Your objective: Show every line of the records below that contains the word "JSON".
**** Listed records
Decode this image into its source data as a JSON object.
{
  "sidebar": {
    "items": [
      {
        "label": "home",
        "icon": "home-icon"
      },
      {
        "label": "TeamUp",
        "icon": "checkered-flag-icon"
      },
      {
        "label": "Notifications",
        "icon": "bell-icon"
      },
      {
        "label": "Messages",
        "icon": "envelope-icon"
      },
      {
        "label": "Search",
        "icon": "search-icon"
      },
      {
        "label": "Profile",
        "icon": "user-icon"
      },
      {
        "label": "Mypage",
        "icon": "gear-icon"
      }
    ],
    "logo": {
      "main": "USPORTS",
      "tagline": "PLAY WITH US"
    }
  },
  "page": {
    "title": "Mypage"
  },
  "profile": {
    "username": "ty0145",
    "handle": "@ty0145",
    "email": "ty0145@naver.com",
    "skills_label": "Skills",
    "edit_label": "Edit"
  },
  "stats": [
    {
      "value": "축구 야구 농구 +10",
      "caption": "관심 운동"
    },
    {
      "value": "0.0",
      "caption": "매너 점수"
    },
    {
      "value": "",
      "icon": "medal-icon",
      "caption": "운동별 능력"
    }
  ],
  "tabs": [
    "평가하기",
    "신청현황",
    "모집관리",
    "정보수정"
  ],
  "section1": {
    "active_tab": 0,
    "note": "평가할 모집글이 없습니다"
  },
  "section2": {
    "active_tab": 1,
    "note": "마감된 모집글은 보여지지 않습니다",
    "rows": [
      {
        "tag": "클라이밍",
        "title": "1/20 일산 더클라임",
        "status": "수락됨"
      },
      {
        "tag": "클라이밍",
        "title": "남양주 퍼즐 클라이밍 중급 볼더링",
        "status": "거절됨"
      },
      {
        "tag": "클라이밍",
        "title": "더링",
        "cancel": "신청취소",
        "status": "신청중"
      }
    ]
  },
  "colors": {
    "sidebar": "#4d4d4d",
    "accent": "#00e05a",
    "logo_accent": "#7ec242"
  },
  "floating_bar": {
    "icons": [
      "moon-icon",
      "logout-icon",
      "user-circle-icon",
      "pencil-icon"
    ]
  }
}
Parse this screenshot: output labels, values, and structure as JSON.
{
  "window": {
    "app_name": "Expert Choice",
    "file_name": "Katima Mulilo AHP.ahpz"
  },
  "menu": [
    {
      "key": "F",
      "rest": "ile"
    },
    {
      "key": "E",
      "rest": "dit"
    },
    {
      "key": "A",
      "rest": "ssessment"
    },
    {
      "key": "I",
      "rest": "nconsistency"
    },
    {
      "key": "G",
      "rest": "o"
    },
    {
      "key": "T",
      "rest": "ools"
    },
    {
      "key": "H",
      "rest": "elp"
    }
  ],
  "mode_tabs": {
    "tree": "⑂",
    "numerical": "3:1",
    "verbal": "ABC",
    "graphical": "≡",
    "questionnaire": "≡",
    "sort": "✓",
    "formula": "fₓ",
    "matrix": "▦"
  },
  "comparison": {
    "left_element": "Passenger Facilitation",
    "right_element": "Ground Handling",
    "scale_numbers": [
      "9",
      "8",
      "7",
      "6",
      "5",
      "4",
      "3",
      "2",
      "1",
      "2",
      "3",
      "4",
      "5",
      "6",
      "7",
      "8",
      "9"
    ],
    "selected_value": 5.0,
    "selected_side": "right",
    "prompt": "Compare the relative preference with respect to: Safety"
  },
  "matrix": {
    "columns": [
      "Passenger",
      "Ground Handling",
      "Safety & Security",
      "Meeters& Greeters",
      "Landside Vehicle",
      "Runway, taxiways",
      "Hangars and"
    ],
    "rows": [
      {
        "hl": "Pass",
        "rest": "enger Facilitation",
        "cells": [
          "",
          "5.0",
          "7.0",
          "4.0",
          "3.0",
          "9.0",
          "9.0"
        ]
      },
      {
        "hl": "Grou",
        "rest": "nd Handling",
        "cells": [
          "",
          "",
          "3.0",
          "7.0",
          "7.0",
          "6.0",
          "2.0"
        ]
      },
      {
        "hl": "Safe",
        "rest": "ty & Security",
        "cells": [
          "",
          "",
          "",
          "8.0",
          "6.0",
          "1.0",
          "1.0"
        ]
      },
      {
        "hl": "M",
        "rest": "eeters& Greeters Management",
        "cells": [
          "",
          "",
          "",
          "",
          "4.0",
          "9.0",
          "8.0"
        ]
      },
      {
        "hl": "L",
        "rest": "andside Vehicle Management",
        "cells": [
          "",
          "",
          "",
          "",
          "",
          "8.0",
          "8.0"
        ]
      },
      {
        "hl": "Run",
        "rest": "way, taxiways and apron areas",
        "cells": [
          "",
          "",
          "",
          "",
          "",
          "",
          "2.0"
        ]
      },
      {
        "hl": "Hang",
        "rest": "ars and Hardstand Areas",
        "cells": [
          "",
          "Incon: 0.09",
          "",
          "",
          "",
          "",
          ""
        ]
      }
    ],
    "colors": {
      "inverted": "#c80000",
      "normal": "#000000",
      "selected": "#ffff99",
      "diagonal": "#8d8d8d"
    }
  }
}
********
Result:
Decode this image into its source data as a JSON object.
Parse this screenshot: output labels, values, and structure as JSON.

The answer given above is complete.